Collected data:
^^^^

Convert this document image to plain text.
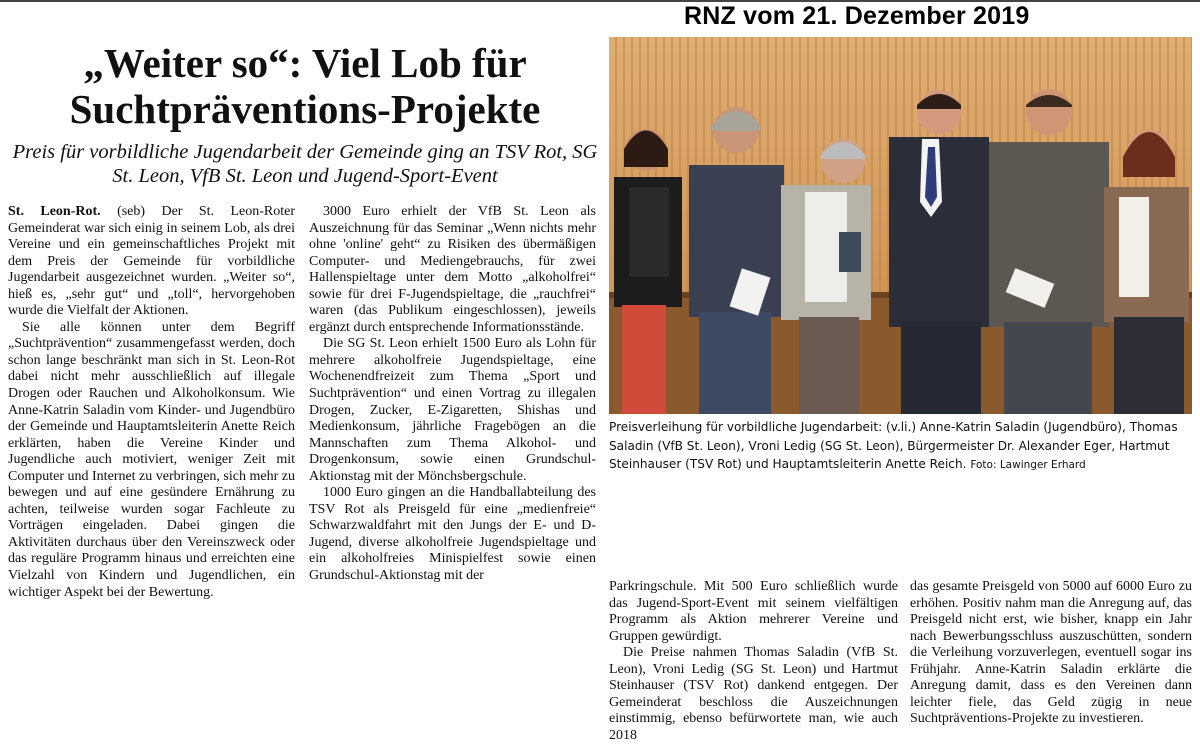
RNZ vom 21. Dezember 2019
„Weiter so“: Viel Lob für Suchtpräventions-Projekte
Preis für vorbildliche Jugendarbeit der Gemeinde ging an TSV Rot, SG St. Leon, VfB St. Leon und Jugend-Sport-Event

St. Leon-Rot. (seb) Der St. Leon-Roter Gemeinderat war sich einig in seinem Lob, als drei Vereine und ein gemeinschaftliches Projekt mit dem Preis der Gemeinde für vorbildliche Jugendarbeit ausgezeichnet wurden. „Weiter so“, hieß es, „sehr gut“ und „toll“, hervorgehoben wurde die Vielfalt der Aktionen.

Sie alle können unter dem Begriff „Suchtprävention“ zusammengefasst werden, doch schon lange beschränkt man sich in St. Leon-Rot dabei nicht mehr ausschließlich auf illegale Drogen oder Rauchen und Alkoholkonsum. Wie Anne-Katrin Saladin vom Kinder- und Jugendbüro der Gemeinde und Hauptamtsleiterin Anette Reich erklärten, haben die Vereine Kinder und Jugendliche auch motiviert, weniger Zeit mit Computer und Internet zu verbringen, sich mehr zu bewegen und auf eine gesündere Ernährung zu achten, teilweise wurden sogar Fachleute zu Vorträgen eingeladen. Dabei gingen die Aktivitäten durchaus über den Vereinszweck oder das reguläre Programm hinaus und erreichten eine Vielzahl von Kindern und Jugendlichen, ein wichtiger Aspekt bei der Bewertung.

3000 Euro erhielt der VfB St. Leon als Auszeichnung für das Seminar „Wenn nichts mehr ohne 'online' geht“ zu Risiken des übermäßigen Computer- und Mediengebrauchs, für zwei Hallenspieltage unter dem Motto „alkoholfrei“ sowie für drei F-Jugendspieltage, die „rauchfrei“ waren (das Publikum eingeschlossen), jeweils ergänzt durch entsprechende Informationsstände.

Die SG St. Leon erhielt 1500 Euro als Lohn für mehrere alkoholfreie Jugendspieltage, eine Wochenendfreizeit zum Thema „Sport und Suchtprävention“ und einen Vortrag zu illegalen Drogen, Zucker, E-Zigaretten, Shishas und Medienkonsum, jährliche Fragebögen an die Mannschaften zum Thema Alkohol- und Drogenkonsum, sowie einen Grundschul-Aktionstag mit der Mönchsbergschule.

1000 Euro gingen an die Handballabteilung des TSV Rot als Preisgeld für eine „medienfreie“ Schwarzwaldfahrt mit den Jungs der E- und D-Jugend, diverse alkoholfreie Jugendspieltage und ein alkoholfreies Minispielfest sowie einen Grundschul-Aktionstag mit der

Preisverleihung für vorbildliche Jugendarbeit: (v.li.) Anne-Katrin Saladin (Jugendbüro), Thomas Saladin (VfB St. Leon), Vroni Ledig (SG St. Leon), Bürgermeister Dr. Alexander Eger, Hartmut Steinhauser (TSV Rot) und Hauptamtsleiterin Anette Reich. Foto: Lawinger Erhard

Parkringschule. Mit 500 Euro schließlich wurde das Jugend-Sport-Event mit seinem vielfältigen Programm als Aktion mehrerer Vereine und Gruppen gewürdigt.

Die Preise nahmen Thomas Saladin (VfB St. Leon), Vroni Ledig (SG St. Leon) und Hartmut Steinhauser (TSV Rot) dankend entgegen. Der Gemeinderat beschloss die Auszeichnungen einstimmig, ebenso befürwortete man, wie auch 2018

das gesamte Preisgeld von 5000 auf 6000 Euro zu erhöhen. Positiv nahm man die Anregung auf, das Preisgeld nicht erst, wie bisher, knapp ein Jahr nach Bewerbungsschluss auszuschütten, sondern die Verleihung vorzuverlegen, eventuell sogar ins Frühjahr. Anne-Katrin Saladin erklärte die Anregung damit, dass es den Vereinen dann leichter fiele, das Geld zügig in neue Suchtpräventions-Projekte zu investieren.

^^^^

» **INSTRUCTIONS FOR THE TASK**
Search the listing for the word "seinem". Copy every line in which it occurs.

» **COMPLETED TASK**
St. Leon-Rot. (seb) Der St. Leon-Roter Gemeinderat war sich einig in seinem Lob, als drei Vereine und ein gemeinschaftliches Projekt mit dem Preis der Gemeinde für vorbildliche Jugendarbeit ausgezeichnet wurden. „Weiter so“, hieß es, „sehr gut“ und „toll“, hervorgehoben wurde die Vielfalt der Aktionen.
Parkringschule. Mit 500 Euro schließlich wurde das Jugend-Sport-Event mit seinem vielfältigen Programm als Aktion mehrerer Vereine und Gruppen gewürdigt.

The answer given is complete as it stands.